===== Supplied records =====

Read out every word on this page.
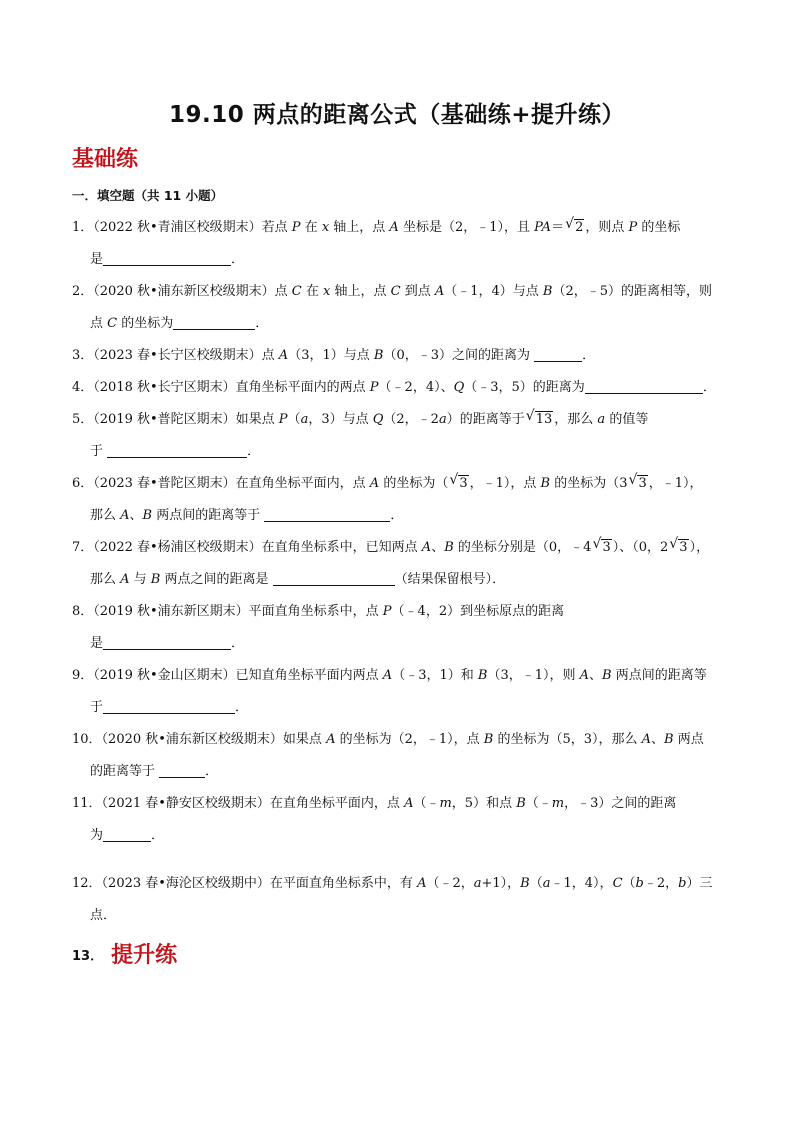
19.10 两点的距离公式（基础练+提升练）
基础练
一．填空题（共 11 小题）
1．（2022 秋•青浦区校级期末）若点 P 在 x 轴上，点 A 坐标是（2，﹣1），且 PA＝ √ 2 ，则点 P 的坐标
是	．
2．（2020 秋•浦东新区校级期末）点 C 在 x 轴上，点 C 到点 A（﹣1，4）与点 B（2，﹣5）的距离相等，则
点 C 的坐标为	．
3．（2023 春•长宁区校级期末）点 A（3，1）与点 B（0，﹣3）之间的距离为	．
4．（2018 秋•长宁区期末）直角坐标平面内的两点 P（﹣2，4）、Q（﹣3，5）的距离为	．
5．（2019 秋•普陀区期末）如果点 P（a，3）与点 Q（2，﹣2a）的距离等于 √ 13 ，那么 a 的值等
于	．
6．（2023 春•普陀区期末）在直角坐标平面内，点 A 的坐标为（ √ 3 ，﹣1），点 B 的坐标为（3 √ 3 ，﹣1），
那么 A、B 两点间的距离等于	．
7．（2022 春•杨浦区校级期末）在直角坐标系中，已知两点 A、B 的坐标分别是（0，﹣4 √ 3 ）、（0，2 √ 3 ），
那么 A 与 B 两点之间的距离是	（结果保留根号）．
8．（2019 秋•浦东新区期末）平面直角坐标系中，点 P（﹣4，2）到坐标原点的距离
是	．
9．（2019 秋•金山区期末）已知直角坐标平面内两点 A（﹣3，1）和 B（3，﹣1），则 A、B 两点间的距离等
于	．
10．（2020 秋•浦东新区校级期末）如果点 A 的坐标为（2，﹣1），点 B 的坐标为（5，3），那么 A、B 两点
的距离等于	．
11．（2021 春•静安区校级期末）在直角坐标平面内，点 A（﹣m，5）和点 B（﹣m，﹣3）之间的距离
为	．
12．（2023 春•海沦区校级期中）在平面直角坐标系中，有 A（﹣2，a+1），B（a﹣1，4），C（b﹣2，b）三
点．
13． 提升练
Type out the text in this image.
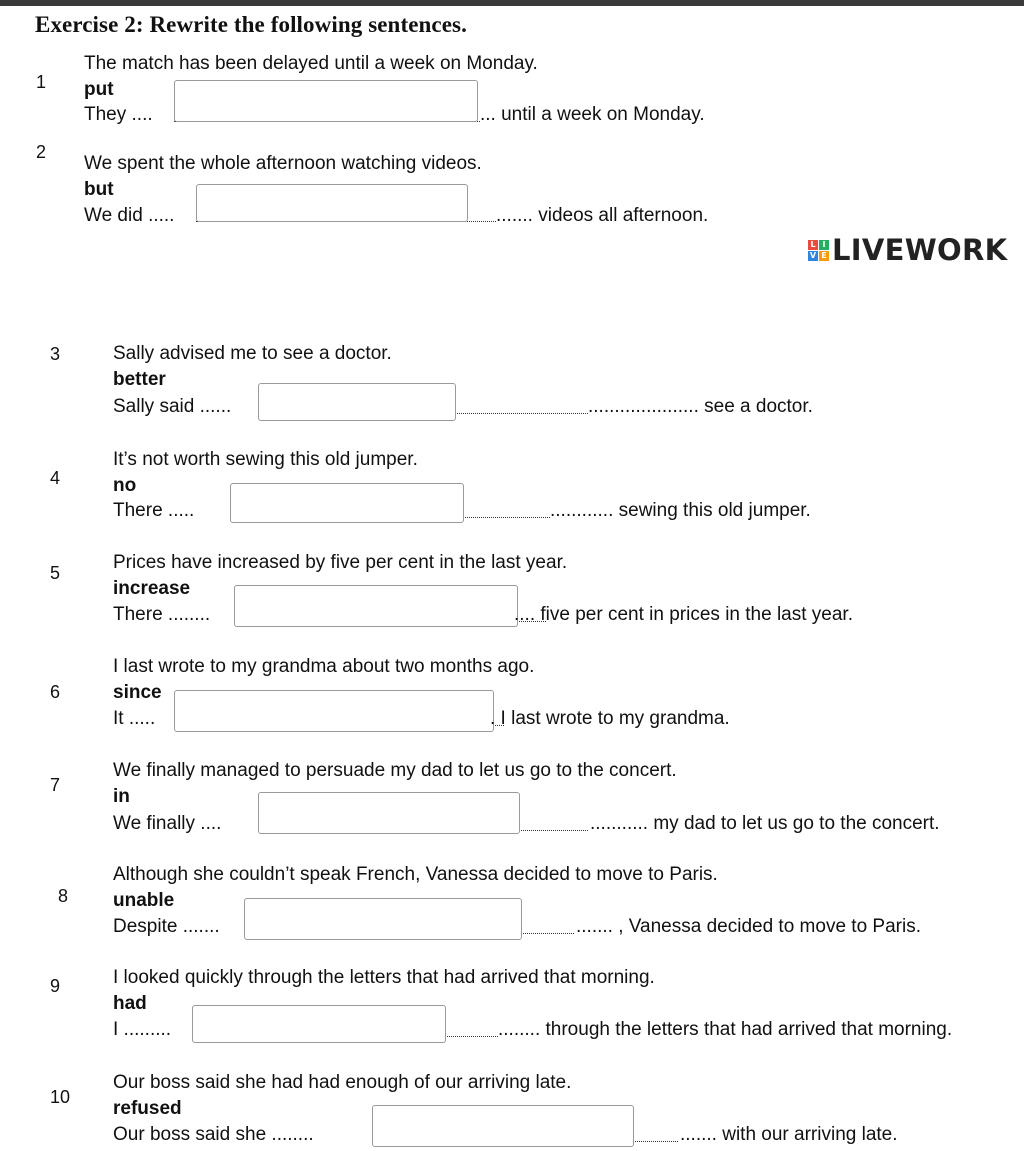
Exercise 2: Rewrite the following sentences.
L I
V E LIVEWORK
1
The match has been delayed until a week on Monday.
put
They ....	... until a week on Monday.
2
We spent the whole afternoon watching videos.
but
We did .....	....... videos all afternoon.
3	Sally advised me to see a doctor.
better
Sally said ......	..................... see a doctor.
4
It’s not worth sewing this old jumper.
no
There .....	............ sewing this old jumper.
5	Prices have increased by five per cent in the last year.
increase
There ........	.... five per cent in prices in the last year.
6
I last wrote to my grandma about two months ago.
since
It .....	. I last wrote to my grandma.
7
We finally managed to persuade my dad to let us go to the concert.
in
We finally ....	........... my dad to let us go to the concert.
8
Although she couldn’t speak French, Vanessa decided to move to Paris.
unable
Despite .......	....... , Vanessa decided to move to Paris.
9	I looked quickly through the letters that had arrived that morning.
had
I .........	........ through the letters that had arrived that morning.
10
Our boss said she had had enough of our arriving late.
refused
Our boss said she ........	....... with our arriving late.
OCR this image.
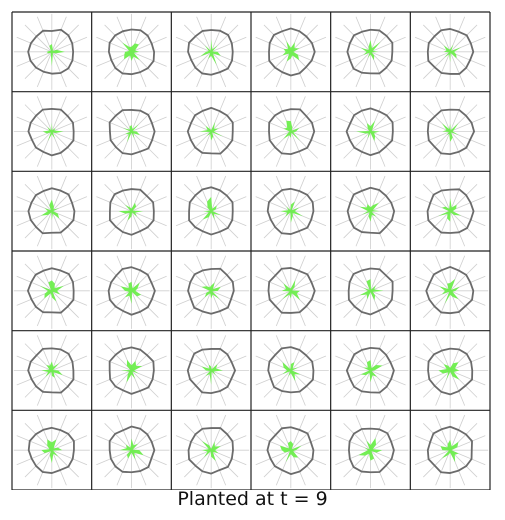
Planted at t = 9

=====

=== Exercise aim ===
Note every line above where the string "cent" shows up, and copy those lines.

=== Task solution ===
5	Prices have increased by five per cent in the last year.
There ........	.... five per cent in prices in the last year.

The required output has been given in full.